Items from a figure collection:
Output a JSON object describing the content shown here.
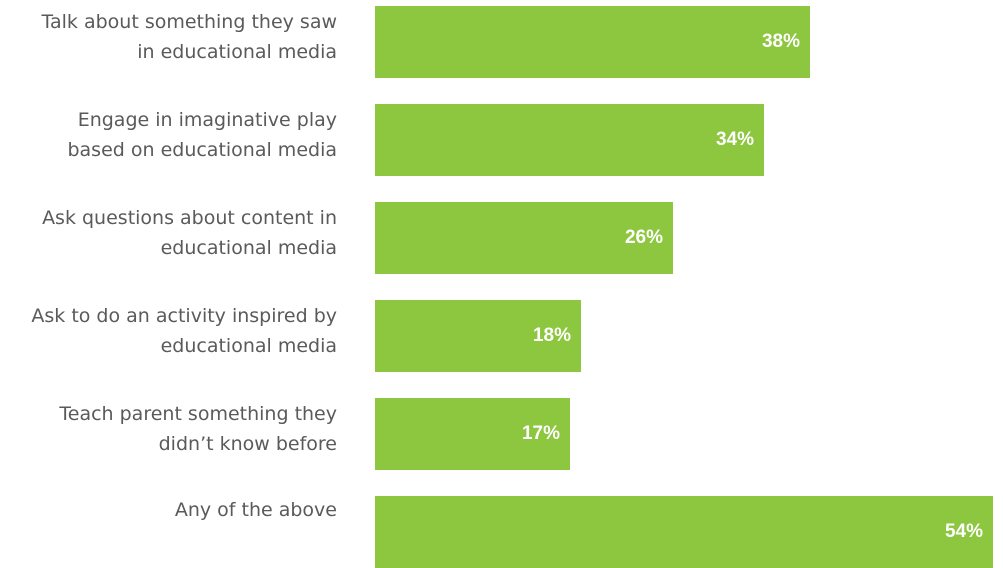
{
  "chart_data": {
    "type": "bar",
    "orientation": "horizontal",
    "categories": [
      [
        "Talk about something they saw",
        "in educational media"
      ],
      [
        "Engage in imaginative play",
        "based on educational media"
      ],
      [
        "Ask questions about content in",
        "educational media"
      ],
      [
        "Ask to do an activity inspired by",
        "educational media"
      ],
      [
        "Teach parent something they",
        "didn’t know before"
      ],
      [
        "Any of the above"
      ]
    ],
    "values": [
      38,
      34,
      26,
      18,
      17,
      54
    ],
    "value_labels": [
      "38%",
      "34%",
      "26%",
      "18%",
      "17%",
      "54%"
    ],
    "title": "",
    "xlabel": "",
    "ylabel": "",
    "xlim": [
      0,
      54
    ],
    "grid": false,
    "bar_color": "#8dc63f",
    "label_color": "#5a5a5a",
    "value_label_color": "#ffffff"
  }
}
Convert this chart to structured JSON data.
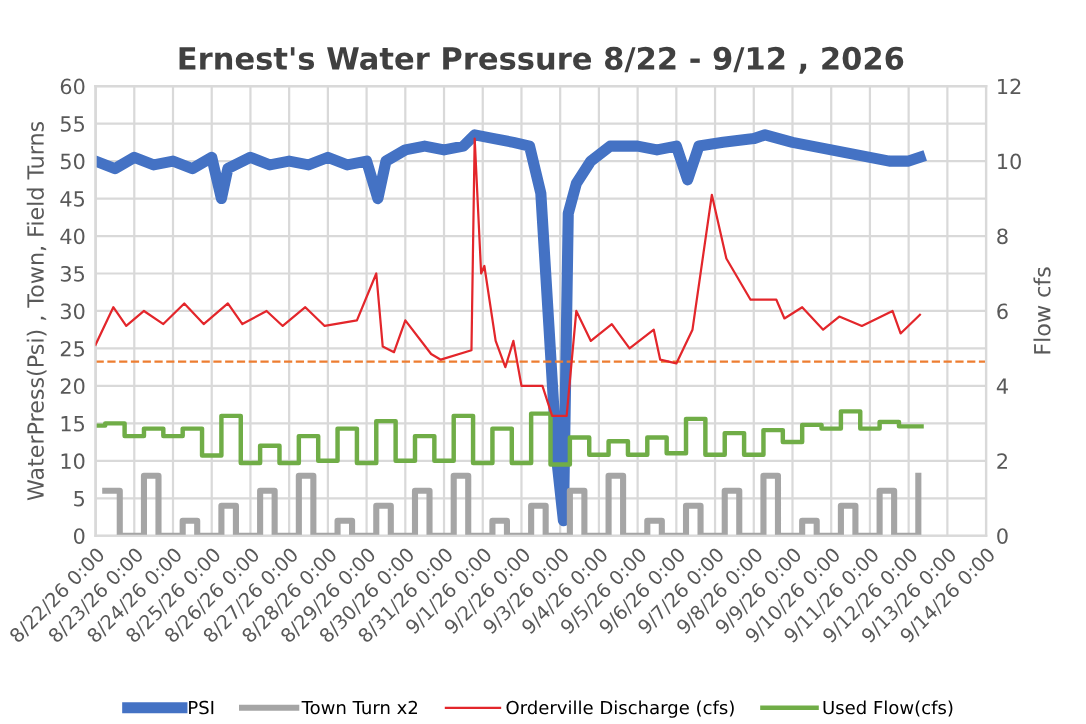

What the exercise asks:
Using the records above, retype everything exactly except the pictures.

The output:
Output a JSON object describing the content shown here.
{
  "chart_data": {
    "type": "bar",
    "orientation": "horizontal",
    "categories": [
      [
        "Talk about something they saw",
        "in educational media"
      ],
      [
        "Engage in imaginative play",
        "based on educational media"
      ],
      [
        "Ask questions about content in",
        "educational media"
      ],
      [
        "Ask to do an activity inspired by",
        "educational media"
      ],
      [
        "Teach parent something they",
        "didn’t know before"
      ],
      [
        "Any of the above"
      ]
    ],
    "values": [
      38,
      34,
      26,
      18,
      17,
      54
    ],
    "value_labels": [
      "38%",
      "34%",
      "26%",
      "18%",
      "17%",
      "54%"
    ],
    "title": "",
    "xlabel": "",
    "ylabel": "",
    "xlim": [
      0,
      54
    ],
    "grid": false,
    "bar_color": "#8dc63f",
    "label_color": "#5a5a5a",
    "value_label_color": "#ffffff"
  }
}
Convert this chart to structured JSON data.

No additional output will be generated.